EXERCISE MATERIAL.
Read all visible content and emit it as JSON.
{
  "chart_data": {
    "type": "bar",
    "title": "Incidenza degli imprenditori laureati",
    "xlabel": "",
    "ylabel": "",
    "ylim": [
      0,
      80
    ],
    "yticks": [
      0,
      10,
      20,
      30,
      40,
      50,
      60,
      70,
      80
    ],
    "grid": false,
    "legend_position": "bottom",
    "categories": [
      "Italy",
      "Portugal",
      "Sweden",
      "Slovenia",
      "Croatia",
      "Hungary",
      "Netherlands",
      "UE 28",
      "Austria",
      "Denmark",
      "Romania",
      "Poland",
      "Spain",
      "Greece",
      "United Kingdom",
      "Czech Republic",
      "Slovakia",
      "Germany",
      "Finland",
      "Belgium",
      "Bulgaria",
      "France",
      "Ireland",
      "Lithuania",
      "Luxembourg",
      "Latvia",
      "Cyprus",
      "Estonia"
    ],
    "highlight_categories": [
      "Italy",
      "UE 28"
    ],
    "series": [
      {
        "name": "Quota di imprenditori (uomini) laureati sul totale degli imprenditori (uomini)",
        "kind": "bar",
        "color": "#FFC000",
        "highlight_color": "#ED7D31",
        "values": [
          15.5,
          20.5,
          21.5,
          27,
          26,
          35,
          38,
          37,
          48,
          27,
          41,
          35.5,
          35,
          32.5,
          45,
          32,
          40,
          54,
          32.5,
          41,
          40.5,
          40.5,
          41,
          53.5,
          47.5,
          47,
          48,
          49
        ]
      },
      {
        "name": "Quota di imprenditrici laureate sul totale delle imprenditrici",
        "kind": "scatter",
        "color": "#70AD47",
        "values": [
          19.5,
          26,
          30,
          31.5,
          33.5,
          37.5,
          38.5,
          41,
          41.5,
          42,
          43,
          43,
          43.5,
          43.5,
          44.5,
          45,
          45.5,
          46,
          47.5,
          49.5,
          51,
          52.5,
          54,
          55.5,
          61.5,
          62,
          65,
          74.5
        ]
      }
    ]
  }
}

REQUIRED WORK.
Filter the entries down to the lines containing "name". Copy each of those lines.

SOLUTION.
        "name": "Quota di imprenditori (uomini) laureati sul totale degli imprenditori (uomini)",
        "name": "Quota di imprenditrici laureate sul totale delle imprenditrici",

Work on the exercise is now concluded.